• [Task requirements] Return every line of the items below verbatim, leaving out the pictures.

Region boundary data
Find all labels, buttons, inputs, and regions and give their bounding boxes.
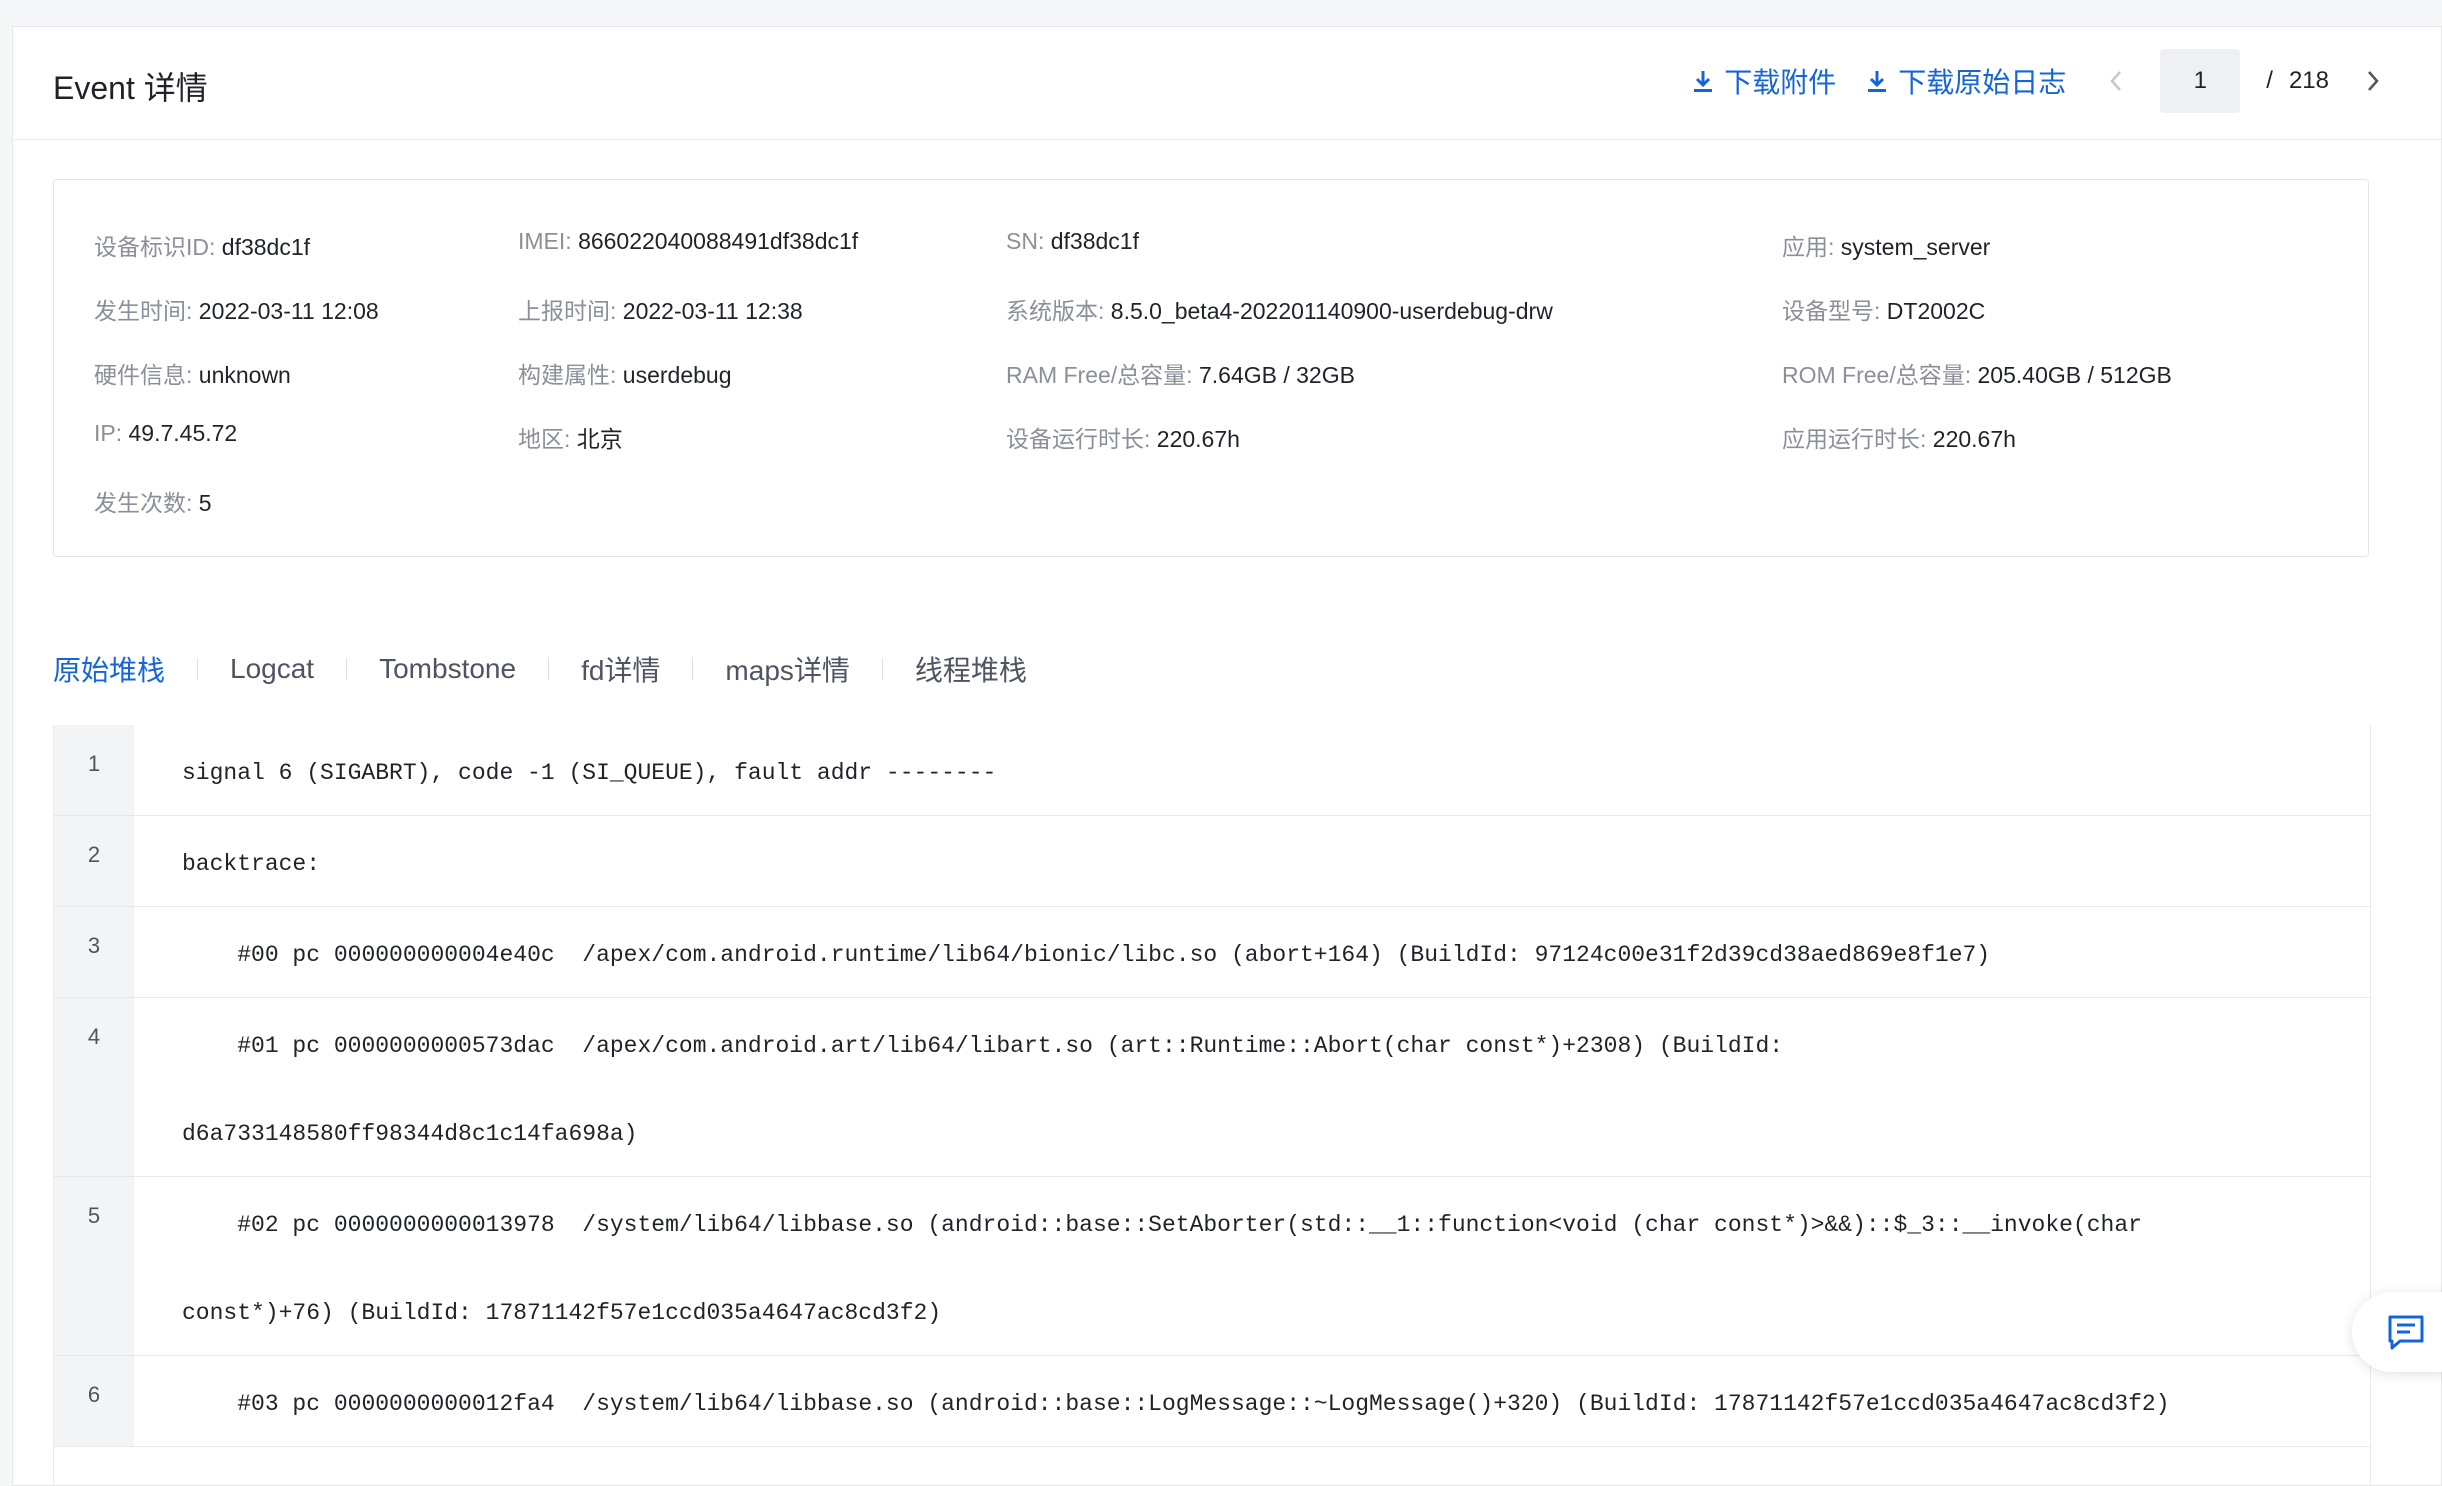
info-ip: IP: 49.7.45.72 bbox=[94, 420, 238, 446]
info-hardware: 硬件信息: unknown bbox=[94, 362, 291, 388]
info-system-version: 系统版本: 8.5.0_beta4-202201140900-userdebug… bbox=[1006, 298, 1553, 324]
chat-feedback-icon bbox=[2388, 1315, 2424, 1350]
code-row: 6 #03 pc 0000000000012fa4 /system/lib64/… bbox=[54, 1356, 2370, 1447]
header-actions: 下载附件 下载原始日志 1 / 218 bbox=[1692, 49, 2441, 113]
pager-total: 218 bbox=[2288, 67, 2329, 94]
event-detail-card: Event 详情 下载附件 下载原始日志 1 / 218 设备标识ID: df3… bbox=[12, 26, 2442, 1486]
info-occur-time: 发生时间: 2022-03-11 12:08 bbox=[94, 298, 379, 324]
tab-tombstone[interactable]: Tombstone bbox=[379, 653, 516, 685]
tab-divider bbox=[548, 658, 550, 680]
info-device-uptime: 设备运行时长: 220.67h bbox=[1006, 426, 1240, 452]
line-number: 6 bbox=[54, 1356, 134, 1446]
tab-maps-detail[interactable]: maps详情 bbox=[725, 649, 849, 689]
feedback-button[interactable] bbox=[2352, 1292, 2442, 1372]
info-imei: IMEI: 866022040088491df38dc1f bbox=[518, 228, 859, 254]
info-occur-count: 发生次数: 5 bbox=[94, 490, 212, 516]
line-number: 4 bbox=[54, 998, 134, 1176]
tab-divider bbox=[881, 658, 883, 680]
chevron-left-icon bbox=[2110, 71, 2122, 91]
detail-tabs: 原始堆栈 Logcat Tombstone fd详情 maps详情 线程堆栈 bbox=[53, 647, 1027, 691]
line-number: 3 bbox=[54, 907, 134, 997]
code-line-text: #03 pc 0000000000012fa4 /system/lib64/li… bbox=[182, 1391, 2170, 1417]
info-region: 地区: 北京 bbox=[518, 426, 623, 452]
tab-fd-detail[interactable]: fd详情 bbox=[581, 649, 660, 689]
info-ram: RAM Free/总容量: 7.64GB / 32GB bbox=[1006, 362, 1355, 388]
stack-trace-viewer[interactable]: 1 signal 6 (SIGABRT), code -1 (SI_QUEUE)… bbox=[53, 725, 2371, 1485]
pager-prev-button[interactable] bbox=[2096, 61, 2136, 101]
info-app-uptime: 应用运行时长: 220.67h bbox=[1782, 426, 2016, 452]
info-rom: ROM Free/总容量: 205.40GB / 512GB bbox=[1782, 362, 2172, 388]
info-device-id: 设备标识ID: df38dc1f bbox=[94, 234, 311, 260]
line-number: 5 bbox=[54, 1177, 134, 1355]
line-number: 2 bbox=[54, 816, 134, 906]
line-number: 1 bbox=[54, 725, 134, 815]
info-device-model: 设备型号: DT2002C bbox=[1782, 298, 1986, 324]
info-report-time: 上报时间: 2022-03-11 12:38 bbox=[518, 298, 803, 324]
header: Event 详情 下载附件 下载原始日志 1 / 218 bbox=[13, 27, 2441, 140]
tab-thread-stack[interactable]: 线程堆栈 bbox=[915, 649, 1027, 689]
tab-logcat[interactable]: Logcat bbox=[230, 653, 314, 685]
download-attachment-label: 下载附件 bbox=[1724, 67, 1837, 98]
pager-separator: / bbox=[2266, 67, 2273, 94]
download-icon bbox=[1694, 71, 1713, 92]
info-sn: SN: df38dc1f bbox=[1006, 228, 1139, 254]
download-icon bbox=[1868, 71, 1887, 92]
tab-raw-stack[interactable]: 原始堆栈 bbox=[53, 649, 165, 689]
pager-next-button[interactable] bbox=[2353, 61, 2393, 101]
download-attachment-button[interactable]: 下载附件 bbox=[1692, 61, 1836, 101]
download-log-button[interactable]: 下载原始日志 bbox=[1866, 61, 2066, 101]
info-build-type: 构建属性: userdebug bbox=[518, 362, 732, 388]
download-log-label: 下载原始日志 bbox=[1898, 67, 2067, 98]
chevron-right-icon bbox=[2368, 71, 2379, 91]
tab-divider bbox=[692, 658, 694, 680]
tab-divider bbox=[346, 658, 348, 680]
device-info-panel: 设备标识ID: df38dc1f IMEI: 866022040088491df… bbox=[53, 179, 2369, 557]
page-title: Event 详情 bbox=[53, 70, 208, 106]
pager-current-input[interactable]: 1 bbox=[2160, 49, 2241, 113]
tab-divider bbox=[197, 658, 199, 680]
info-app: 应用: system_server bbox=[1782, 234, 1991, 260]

• [Worked solution]
Find all labels, buttons, inputs, and regions and give their bounding boxes.
info-ip: IP: 49.7.45.72 bbox=[94, 420, 238, 446]
info-hardware: 硬件信息: unknown bbox=[94, 362, 291, 388]
info-system-version: 系统版本: 8.5.0_beta4-202201140900-userdebug… bbox=[1006, 298, 1553, 324]
chat-feedback-icon bbox=[2388, 1315, 2424, 1350]
code-row: 6 #03 pc 0000000000012fa4 /system/lib64/… bbox=[54, 1356, 2370, 1447]
header-actions: 下载附件 下载原始日志 1 / 218 bbox=[1692, 49, 2441, 113]
pager-total: 218 bbox=[2288, 67, 2329, 94]
event-detail-card: Event 详情 下载附件 下载原始日志 1 / 218 设备标识ID: df3… bbox=[12, 26, 2442, 1486]
info-occur-time: 发生时间: 2022-03-11 12:08 bbox=[94, 298, 379, 324]
tab-tombstone[interactable]: Tombstone bbox=[379, 653, 516, 685]
tab-divider bbox=[548, 658, 550, 680]
info-device-uptime: 设备运行时长: 220.67h bbox=[1006, 426, 1240, 452]
line-number: 6 bbox=[54, 1356, 134, 1446]
tab-maps-detail[interactable]: maps详情 bbox=[725, 649, 849, 689]
feedback-button[interactable] bbox=[2352, 1292, 2442, 1372]
info-imei: IMEI: 866022040088491df38dc1f bbox=[518, 228, 859, 254]
info-occur-count: 发生次数: 5 bbox=[94, 490, 212, 516]
line-number: 4 bbox=[54, 998, 134, 1176]
tab-divider bbox=[881, 658, 883, 680]
chevron-left-icon bbox=[2110, 71, 2122, 91]
detail-tabs: 原始堆栈 Logcat Tombstone fd详情 maps详情 线程堆栈 bbox=[53, 647, 1027, 691]
line-number: 3 bbox=[54, 907, 134, 997]
code-line-text: #03 pc 0000000000012fa4 /system/lib64/li… bbox=[182, 1391, 2170, 1417]
info-region: 地区: 北京 bbox=[518, 426, 623, 452]
tab-fd-detail[interactable]: fd详情 bbox=[581, 649, 660, 689]
info-ram: RAM Free/总容量: 7.64GB / 32GB bbox=[1006, 362, 1355, 388]
stack-trace-viewer[interactable]: 1 signal 6 (SIGABRT), code -1 (SI_QUEUE)… bbox=[53, 725, 2371, 1485]
pager-prev-button[interactable] bbox=[2096, 61, 2136, 101]
info-app-uptime: 应用运行时长: 220.67h bbox=[1782, 426, 2016, 452]
info-rom: ROM Free/总容量: 205.40GB / 512GB bbox=[1782, 362, 2172, 388]
info-device-id: 设备标识ID: df38dc1f bbox=[94, 234, 311, 260]
line-number: 5 bbox=[54, 1177, 134, 1355]
line-number: 2 bbox=[54, 816, 134, 906]
line-number: 1 bbox=[54, 725, 134, 815]
info-device-model: 设备型号: DT2002C bbox=[1782, 298, 1986, 324]
info-report-time: 上报时间: 2022-03-11 12:38 bbox=[518, 298, 803, 324]
header: Event 详情 下载附件 下载原始日志 1 / 218 bbox=[13, 27, 2441, 140]
tab-thread-stack[interactable]: 线程堆栈 bbox=[915, 649, 1027, 689]
tab-logcat[interactable]: Logcat bbox=[230, 653, 314, 685]
download-attachment-label: 下载附件 bbox=[1724, 67, 1837, 98]
pager-separator: / bbox=[2266, 67, 2273, 94]
download-icon bbox=[1694, 71, 1713, 92]
info-sn: SN: df38dc1f bbox=[1006, 228, 1139, 254]
download-icon bbox=[1868, 71, 1887, 92]
tab-raw-stack[interactable]: 原始堆栈 bbox=[53, 649, 165, 689]
pager-next-button[interactable] bbox=[2353, 61, 2393, 101]
download-attachment-button[interactable]: 下载附件 bbox=[1692, 61, 1836, 101]
download-log-button[interactable]: 下载原始日志 bbox=[1866, 61, 2066, 101]
info-build-type: 构建属性: userdebug bbox=[518, 362, 732, 388]
download-log-label: 下载原始日志 bbox=[1898, 67, 2067, 98]
chevron-right-icon bbox=[2368, 71, 2379, 91]
tab-divider bbox=[692, 658, 694, 680]
tab-divider bbox=[346, 658, 348, 680]
device-info-panel: 设备标识ID: df38dc1f IMEI: 866022040088491df… bbox=[53, 179, 2369, 557]
page-title: Event 详情 bbox=[53, 70, 208, 106]
pager-current-input[interactable]: 1 bbox=[2160, 49, 2241, 113]
tab-divider bbox=[197, 658, 199, 680]
info-app: 应用: system_server bbox=[1782, 234, 1991, 260]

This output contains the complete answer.